SHORT PROBLEM: Take the data that follows and retype it word for word.

DATA PROVIDED:

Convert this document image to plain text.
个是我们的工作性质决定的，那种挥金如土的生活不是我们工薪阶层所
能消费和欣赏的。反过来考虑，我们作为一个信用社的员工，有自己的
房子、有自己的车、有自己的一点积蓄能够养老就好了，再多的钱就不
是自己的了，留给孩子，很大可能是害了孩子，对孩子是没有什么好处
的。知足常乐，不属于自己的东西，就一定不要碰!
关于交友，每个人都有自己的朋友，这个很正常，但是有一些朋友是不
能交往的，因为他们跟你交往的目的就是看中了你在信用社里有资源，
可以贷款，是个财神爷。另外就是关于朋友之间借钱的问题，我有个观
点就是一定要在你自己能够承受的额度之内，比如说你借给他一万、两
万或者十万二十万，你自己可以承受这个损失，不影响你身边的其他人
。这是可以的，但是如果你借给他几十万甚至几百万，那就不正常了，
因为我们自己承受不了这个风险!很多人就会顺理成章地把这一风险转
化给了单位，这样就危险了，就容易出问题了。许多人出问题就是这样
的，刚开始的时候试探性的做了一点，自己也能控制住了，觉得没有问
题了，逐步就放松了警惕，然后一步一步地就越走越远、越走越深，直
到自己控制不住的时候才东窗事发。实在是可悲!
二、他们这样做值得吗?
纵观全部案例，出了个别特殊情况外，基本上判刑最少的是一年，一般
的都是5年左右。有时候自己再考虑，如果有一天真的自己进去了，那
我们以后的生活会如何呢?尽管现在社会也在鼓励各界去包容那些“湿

WRITTEN SOLUTION:
Convert this document image to plain text.
个是我们的工作性质决定的，那种挥金如土的生活不是我们工薪阶层所
能消费和欣赏的。反过来考虑，我们作为一个信用社的员工，有自己的
房子、有自己的车、有自己的一点积蓄能够养老就好了，再多的钱就不
是自己的了，留给孩子，很大可能是害了孩子，对孩子是没有什么好处
的。知足常乐，不属于自己的东西，就一定不要碰!
关于交友，每个人都有自己的朋友，这个很正常，但是有一些朋友是不
能交往的，因为他们跟你交往的目的就是看中了你在信用社里有资源，
可以贷款，是个财神爷。另外就是关于朋友之间借钱的问题，我有个观
点就是一定要在你自己能够承受的额度之内，比如说你借给他一万、两
万或者十万二十万，你自己可以承受这个损失，不影响你身边的其他人
。这是可以的，但是如果你借给他几十万甚至几百万，那就不正常了，
因为我们自己承受不了这个风险!很多人就会顺理成章地把这一风险转
化给了单位，这样就危险了，就容易出问题了。许多人出问题就是这样
的，刚开始的时候试探性的做了一点，自己也能控制住了，觉得没有问
题了，逐步就放松了警惕，然后一步一步地就越走越远、越走越深，直
到自己控制不住的时候才东窗事发。实在是可悲!
二、他们这样做值得吗?
纵观全部案例，出了个别特殊情况外，基本上判刑最少的是一年，一般
的都是5年左右。有时候自己再考虑，如果有一天真的自己进去了，那
我们以后的生活会如何呢?尽管现在社会也在鼓励各界去包容那些“湿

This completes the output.